→ **What you are asked to do**
Output every line of the listing below as a JSON list of strings, one string per line, with blank lines omitted and the pictures left out.

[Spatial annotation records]
-- BEGIN --

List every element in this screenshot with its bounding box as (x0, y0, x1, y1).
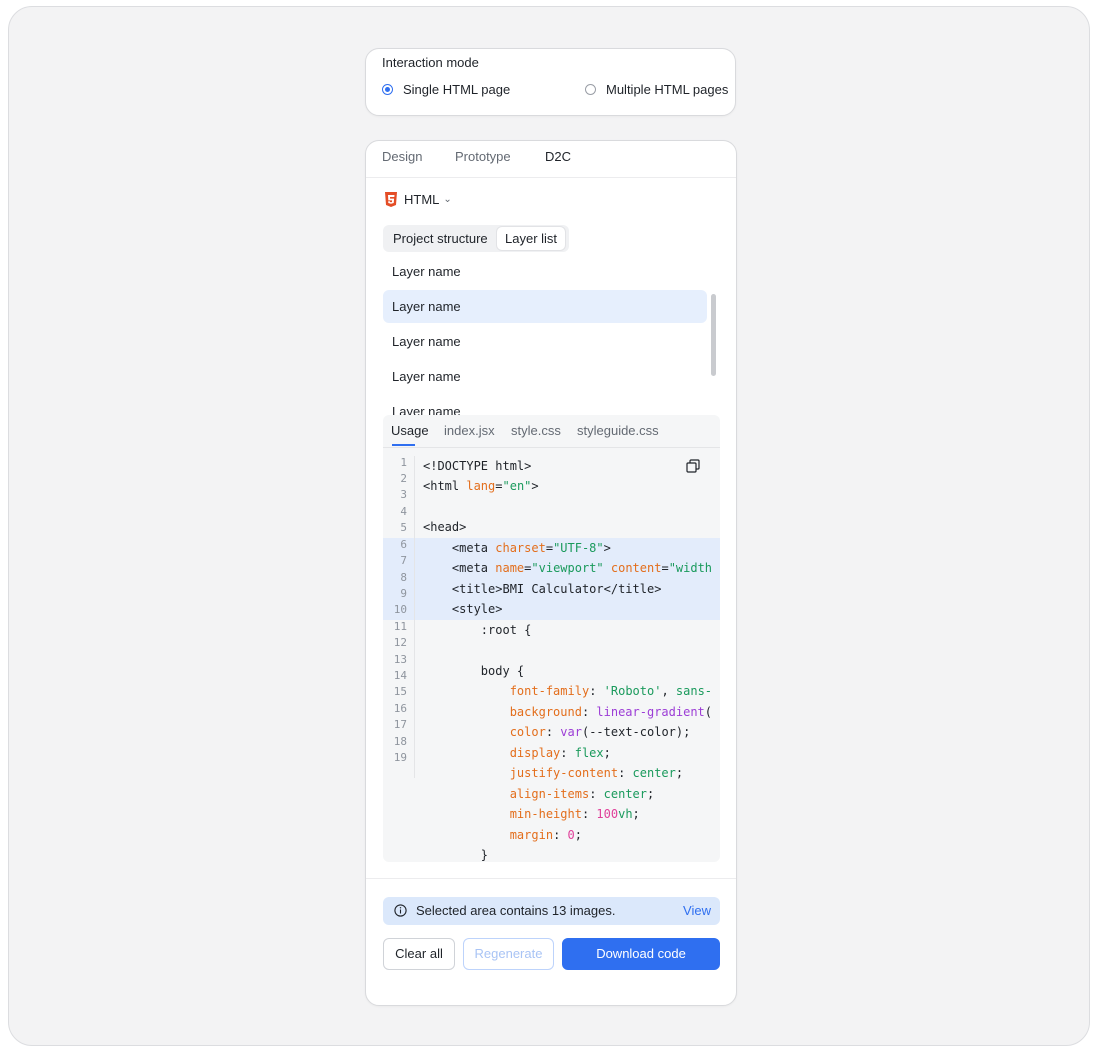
code-line: justify-content: center; (509, 766, 684, 780)
line-number: 8 (400, 571, 407, 584)
code-line: display: flex; (509, 746, 611, 760)
code-line: <!DOCTYPE html> (423, 459, 532, 473)
line-number: 11 (393, 620, 407, 633)
tab-prototype[interactable]: Prototype (455, 149, 511, 164)
code-tab-index-jsx[interactable]: index.jsx (444, 423, 495, 438)
active-tab-indicator (392, 444, 415, 446)
code-line: margin: 0; (509, 828, 582, 842)
line-number: 7 (400, 554, 407, 567)
line-number: 14 (393, 669, 407, 682)
view-link[interactable]: View (683, 903, 711, 918)
layer-row[interactable]: Layer name (383, 360, 707, 393)
top-tabs: Design Prototype D2C (366, 141, 736, 178)
line-number: 3 (400, 488, 407, 501)
code-tab-style-css[interactable]: style.css (511, 423, 561, 438)
line-number: 16 (393, 702, 407, 715)
line-number: 13 (393, 653, 407, 666)
code-line: min-height: 100vh; (509, 807, 640, 821)
layer-row[interactable]: Layer name (383, 325, 707, 358)
code-line: align-items: center; (509, 787, 655, 801)
code-editor: <!DOCTYPE html> <html lang="en"> <head> … (423, 456, 712, 862)
single-html-page-label: Single HTML page (403, 82, 511, 97)
tab-d2c[interactable]: D2C (545, 149, 571, 164)
d2c-panel: Design Prototype D2C HTML ⌄ Project stru… (365, 140, 737, 1006)
code-tabs: Usage index.jsx style.css styleguide.css (383, 415, 720, 448)
code-line: background: linear-gradient( (509, 705, 713, 719)
interaction-mode-card: Interaction mode Single HTML page Multip… (365, 48, 736, 116)
html5-icon (385, 192, 397, 207)
code-line: :root { (423, 623, 532, 637)
layer-row[interactable]: Layer name (383, 255, 707, 288)
language-label: HTML (404, 192, 440, 207)
line-number: 6 (400, 538, 407, 551)
download-code-button[interactable]: Download code (562, 938, 720, 970)
code-line: color: var(--text-color); (509, 725, 691, 739)
regenerate-button[interactable]: Regenerate (463, 938, 554, 970)
code-line: font-family: 'Roboto', sans- (509, 684, 713, 698)
line-number: 9 (400, 587, 407, 600)
copy-icon[interactable] (686, 459, 700, 473)
clear-all-button[interactable]: Clear all (383, 938, 455, 970)
layer-list: Layer name Layer name Layer name Layer n… (383, 255, 723, 415)
images-notice: Selected area contains 13 images. View (383, 897, 720, 925)
line-number: 10 (393, 603, 407, 616)
code-line: body { (423, 664, 525, 678)
code-line: <title>BMI Calculator</title> (423, 582, 662, 596)
code-line: <head> (423, 520, 467, 534)
line-number: 15 (393, 685, 407, 698)
line-number: 4 (400, 505, 407, 518)
code-tab-usage[interactable]: Usage (391, 423, 429, 438)
single-html-page-option[interactable]: Single HTML page (382, 82, 510, 97)
radio-selected-icon[interactable] (382, 84, 393, 95)
layer-list-scrollbar[interactable] (711, 294, 716, 376)
segment-layer-list[interactable]: Layer list (497, 227, 566, 250)
layer-row-selected[interactable]: Layer name (383, 290, 707, 323)
code-panel: Usage index.jsx style.css styleguide.css… (383, 415, 720, 862)
code-line: <meta charset="UTF-8"> (423, 541, 611, 555)
notice-message: Selected area contains 13 images. (416, 903, 616, 918)
interaction-mode-title: Interaction mode (382, 55, 479, 70)
line-number: 2 (400, 472, 407, 485)
layer-row[interactable]: Layer name (383, 395, 707, 415)
line-number: 5 (400, 521, 407, 534)
code-line: <html lang="en"> (423, 479, 539, 493)
line-number: 19 (393, 751, 407, 764)
code-line: <style> (423, 602, 503, 616)
section-divider (366, 878, 736, 879)
segment-project-structure[interactable]: Project structure (385, 227, 496, 250)
app-canvas: Interaction mode Single HTML page Multip… (8, 6, 1090, 1046)
info-icon (394, 904, 407, 917)
line-number: 18 (393, 735, 407, 748)
code-tab-styleguide-css[interactable]: styleguide.css (577, 423, 659, 438)
view-segmented-control: Project structure Layer list (383, 225, 569, 252)
chevron-down-icon: ⌄ (443, 194, 452, 205)
line-number-gutter: 1 2 3 4 5 6 7 8 9 10 11 12 13 14 15 16 1… (383, 456, 415, 778)
radio-unselected-icon[interactable] (585, 84, 596, 95)
multiple-html-pages-label: Multiple HTML pages (606, 82, 729, 97)
language-selector[interactable]: HTML ⌄ (384, 192, 452, 207)
multiple-html-pages-option[interactable]: Multiple HTML pages (585, 82, 728, 97)
line-number: 17 (393, 718, 407, 731)
code-line: <meta name="viewport" content="width (423, 561, 713, 575)
code-line: } (423, 848, 489, 862)
line-number: 12 (393, 636, 407, 649)
tab-design[interactable]: Design (382, 149, 422, 164)
line-number: 1 (400, 456, 407, 469)
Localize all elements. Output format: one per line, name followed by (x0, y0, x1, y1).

-- END --

→ **Complete output**
[
  "List every element in this screenshot with its bounding box as (x0, y0, x1, y1).",
  "code-line: justify-content: center; (509, 766, 684, 780)",
  "line-number: 8 (400, 571, 407, 584)",
  "code-line: display: flex; (509, 746, 611, 760)",
  "code-line: <!DOCTYPE html> (423, 459, 532, 473)",
  "line-number: 11 (393, 620, 407, 633)",
  "tab-prototype[interactable]: Prototype (455, 149, 511, 164)",
  "code-tab-index-jsx[interactable]: index.jsx (444, 423, 495, 438)",
  "active-tab-indicator (392, 444, 415, 446)",
  "code-line: margin: 0; (509, 828, 582, 842)",
  "line-number: 7 (400, 554, 407, 567)",
  "line-number: 14 (393, 669, 407, 682)",
  "view-link[interactable]: View (683, 903, 711, 918)",
  "layer-row[interactable]: Layer name (383, 360, 707, 393)",
  "top-tabs: Design Prototype D2C (366, 141, 736, 178)",
  "line-number: 3 (400, 488, 407, 501)",
  "code-tab-style-css[interactable]: style.css (511, 423, 561, 438)",
  "line-number: 16 (393, 702, 407, 715)",
  "line-number: 13 (393, 653, 407, 666)",
  "code-line: min-height: 100vh; (509, 807, 640, 821)",
  "layer-row[interactable]: Layer name (383, 325, 707, 358)",
  "code-line: align-items: center; (509, 787, 655, 801)",
  "code-editor: <!DOCTYPE html> <html lang=\"en\"> <head> … (423, 456, 712, 862)",
  "single-html-page-label: Single HTML page (403, 82, 511, 97)",
  "tab-d2c[interactable]: D2C (545, 149, 571, 164)",
  "d2c-panel: Design Prototype D2C HTML ⌄ Project stru… (365, 140, 737, 1006)",
  "code-tabs: Usage index.jsx style.css styleguide.css (383, 415, 720, 448)",
  "code-line: background: linear-gradient( (509, 705, 713, 719)",
  "interaction-mode-card: Interaction mode Single HTML page Multip… (365, 48, 736, 116)",
  "html5-icon (385, 192, 397, 207)",
  "code-line: :root { (423, 623, 532, 637)",
  "layer-row[interactable]: Layer name (383, 255, 707, 288)",
  "language-label: HTML (404, 192, 440, 207)",
  "line-number: 6 (400, 538, 407, 551)",
  "download-code-button[interactable]: Download code (562, 938, 720, 970)",
  "code-line: color: var(--text-color); (509, 725, 691, 739)",
  "regenerate-button[interactable]: Regenerate (463, 938, 554, 970)",
  "code-line: font-family: 'Roboto', sans- (509, 684, 713, 698)",
  "line-number: 9 (400, 587, 407, 600)",
  "copy-icon[interactable] (686, 459, 700, 473)",
  "clear-all-button[interactable]: Clear all (383, 938, 455, 970)",
  "layer-list: Layer name Layer name Layer name Layer n… (383, 255, 723, 415)",
  "images-notice: Selected area contains 13 images. View (383, 897, 720, 925)",
  "line-number: 10 (393, 603, 407, 616)",
  "code-line: body { (423, 664, 525, 678)",
  "code-line: <title>BMI Calculator</title> (423, 582, 662, 596)",
  "code-line: <head> (423, 520, 467, 534)",
  "line-number: 15 (393, 685, 407, 698)",
  "line-number: 4 (400, 505, 407, 518)",
  "code-tab-usage[interactable]: Usage (391, 423, 429, 438)",
  "single-html-page-option[interactable]: Single HTML page (382, 82, 510, 97)",
  "radio-selected-icon[interactable] (382, 84, 393, 95)",
  "layer-list-scrollbar[interactable] (711, 294, 716, 376)",
  "segment-layer-list[interactable]: Layer list (497, 227, 566, 250)",
  "layer-row-selected[interactable]: Layer name (383, 290, 707, 323)",
  "code-panel: Usage index.jsx style.css styleguide.css… (383, 415, 720, 862)",
  "code-line: <meta charset=\"UTF-8\"> (423, 541, 611, 555)",
  "notice-message: Selected area contains 13 images. (416, 903, 616, 918)",
  "interaction-mode-title: Interaction mode (382, 55, 479, 70)",
  "line-number: 2 (400, 472, 407, 485)",
  "layer-row[interactable]: Layer name (383, 395, 707, 415)",
  "line-number: 5 (400, 521, 407, 534)",
  "code-line: <html lang=\"en\"> (423, 479, 539, 493)",
  "line-number: 19 (393, 751, 407, 764)",
  "code-line: <style> (423, 602, 503, 616)",
  "section-divider (366, 878, 736, 879)",
  "segment-project-structure[interactable]: Project structure (385, 227, 496, 250)",
  "app-canvas: Interaction mode Single HTML page Multip… (8, 6, 1090, 1046)",
  "info-icon (394, 904, 407, 917)",
  "line-number: 18 (393, 735, 407, 748)",
  "code-tab-styleguide-css[interactable]: styleguide.css (577, 423, 659, 438)",
  "view-segmented-control: Project structure Layer list (383, 225, 569, 252)",
  "chevron-down-icon: ⌄ (443, 194, 452, 205)",
  "line-number-gutter: 1 2 3 4 5 6 7 8 9 10 11 12 13 14 15 16 1… (383, 456, 415, 778)",
  "radio-unselected-icon[interactable] (585, 84, 596, 95)",
  "multiple-html-pages-label: Multiple HTML pages (606, 82, 729, 97)",
  "language-selector[interactable]: HTML ⌄ (384, 192, 452, 207)",
  "multiple-html-pages-option[interactable]: Multiple HTML pages (585, 82, 728, 97)",
  "line-number: 17 (393, 718, 407, 731)",
  "code-line: <meta name=\"viewport\" content=\"width (423, 561, 713, 575)",
  "code-line: } (423, 848, 489, 862)",
  "line-number: 12 (393, 636, 407, 649)",
  "tab-design[interactable]: Design (382, 149, 422, 164)",
  "line-number: 1 (400, 456, 407, 469)",
  "Localize all elements. Output format: one per line, name followed by (x0, y0, x1, y1)."
]